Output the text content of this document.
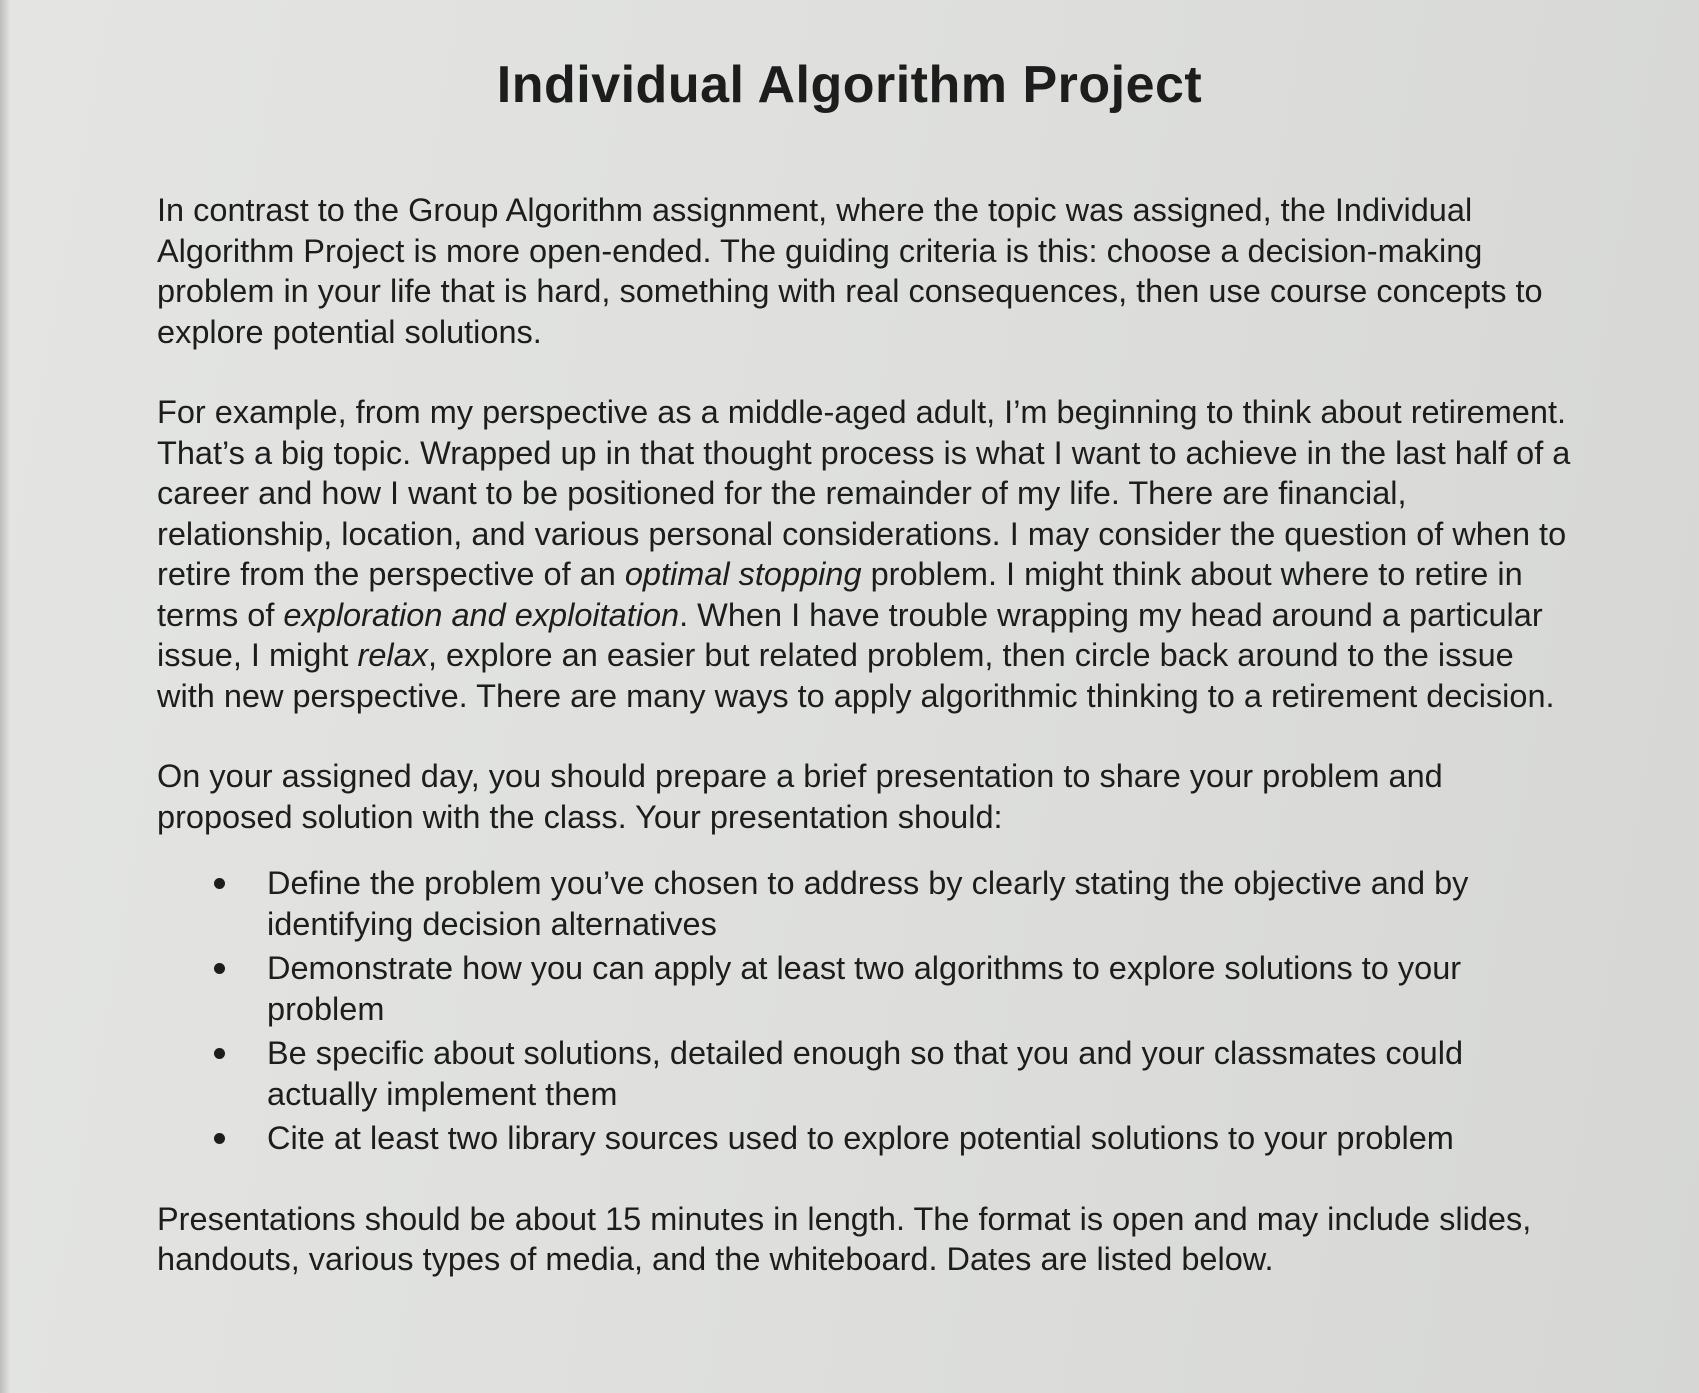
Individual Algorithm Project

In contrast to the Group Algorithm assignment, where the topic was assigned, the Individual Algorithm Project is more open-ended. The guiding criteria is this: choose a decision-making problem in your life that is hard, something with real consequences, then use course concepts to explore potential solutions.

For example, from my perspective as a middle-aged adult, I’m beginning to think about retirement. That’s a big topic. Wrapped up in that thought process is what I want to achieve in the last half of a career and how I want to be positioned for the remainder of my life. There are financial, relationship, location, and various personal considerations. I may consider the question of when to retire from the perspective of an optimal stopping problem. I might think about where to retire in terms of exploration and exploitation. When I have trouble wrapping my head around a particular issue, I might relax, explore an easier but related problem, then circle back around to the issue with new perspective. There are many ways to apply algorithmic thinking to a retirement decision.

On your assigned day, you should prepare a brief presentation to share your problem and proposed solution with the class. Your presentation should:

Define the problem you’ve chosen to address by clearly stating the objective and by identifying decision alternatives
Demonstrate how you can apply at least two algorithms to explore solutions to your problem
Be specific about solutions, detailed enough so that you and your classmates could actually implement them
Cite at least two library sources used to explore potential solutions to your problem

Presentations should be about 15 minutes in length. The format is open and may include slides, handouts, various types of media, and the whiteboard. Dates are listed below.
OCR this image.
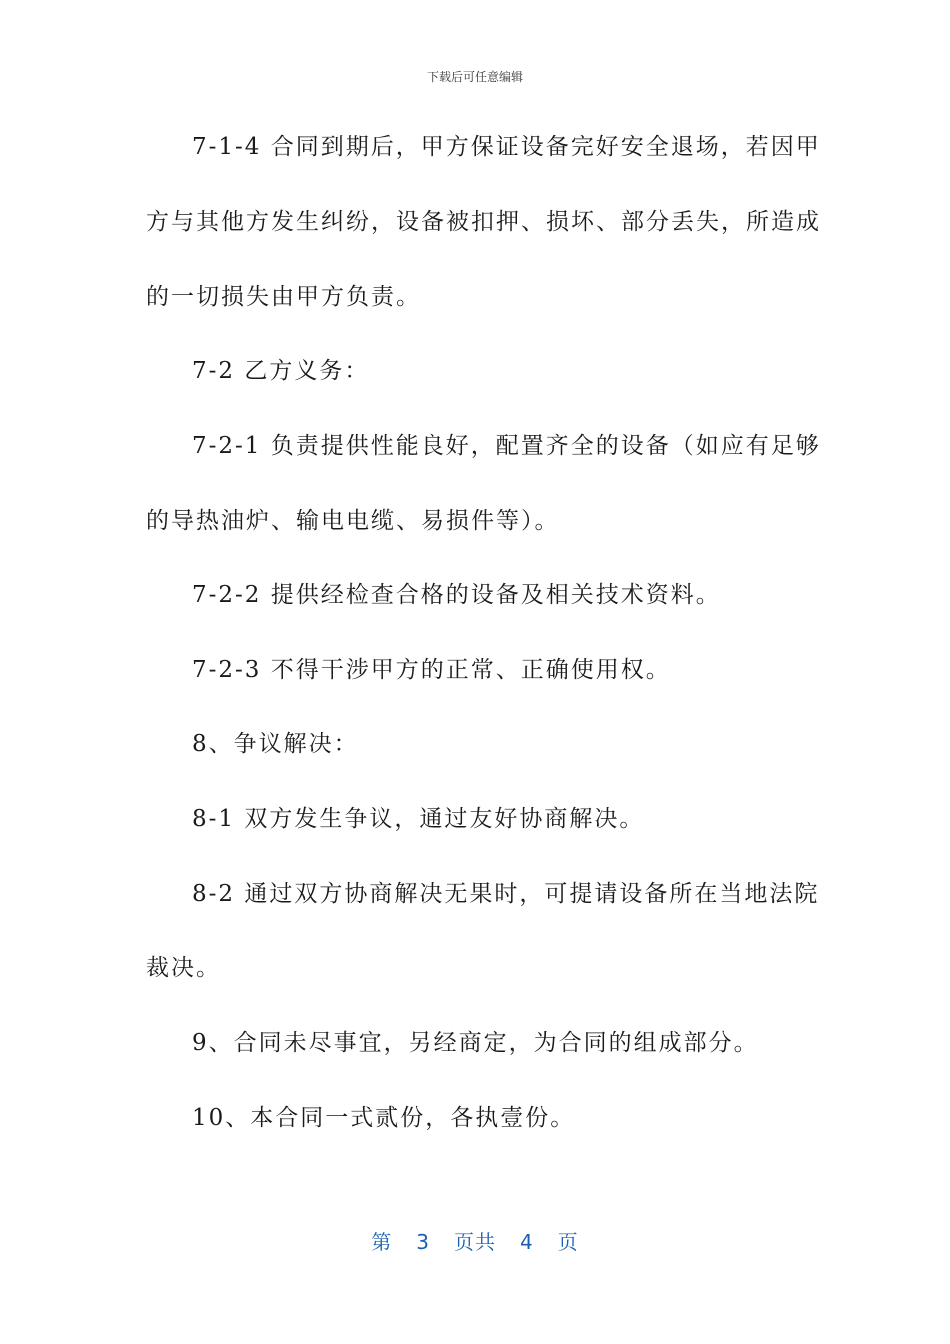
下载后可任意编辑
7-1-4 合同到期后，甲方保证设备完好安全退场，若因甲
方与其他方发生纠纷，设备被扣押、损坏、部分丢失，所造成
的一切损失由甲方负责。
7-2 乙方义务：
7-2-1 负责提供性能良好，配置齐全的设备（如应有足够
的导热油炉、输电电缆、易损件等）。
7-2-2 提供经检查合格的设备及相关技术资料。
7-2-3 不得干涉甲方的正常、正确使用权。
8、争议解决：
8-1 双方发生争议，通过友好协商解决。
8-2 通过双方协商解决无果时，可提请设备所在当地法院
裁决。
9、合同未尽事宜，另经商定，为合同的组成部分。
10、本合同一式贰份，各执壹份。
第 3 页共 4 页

================

**AIM OF THE TASK**
Print each line from the one containing "OCR this image." through the last line of the listing, both included, exactly and with no pictures.

**TASK RESPONSE**
OCR this image.
下载后可任意编辑
7-1-4 合同到期后，甲方保证设备完好安全退场，若因甲
方与其他方发生纠纷，设备被扣押、损坏、部分丢失，所造成
的一切损失由甲方负责。
7-2 乙方义务：
7-2-1 负责提供性能良好，配置齐全的设备（如应有足够
的导热油炉、输电电缆、易损件等）。
7-2-2 提供经检查合格的设备及相关技术资料。
7-2-3 不得干涉甲方的正常、正确使用权。
8、争议解决：
8-1 双方发生争议，通过友好协商解决。
8-2 通过双方协商解决无果时，可提请设备所在当地法院
裁决。
9、合同未尽事宜，另经商定，为合同的组成部分。
10、本合同一式贰份，各执壹份。
第 3 页共 4 页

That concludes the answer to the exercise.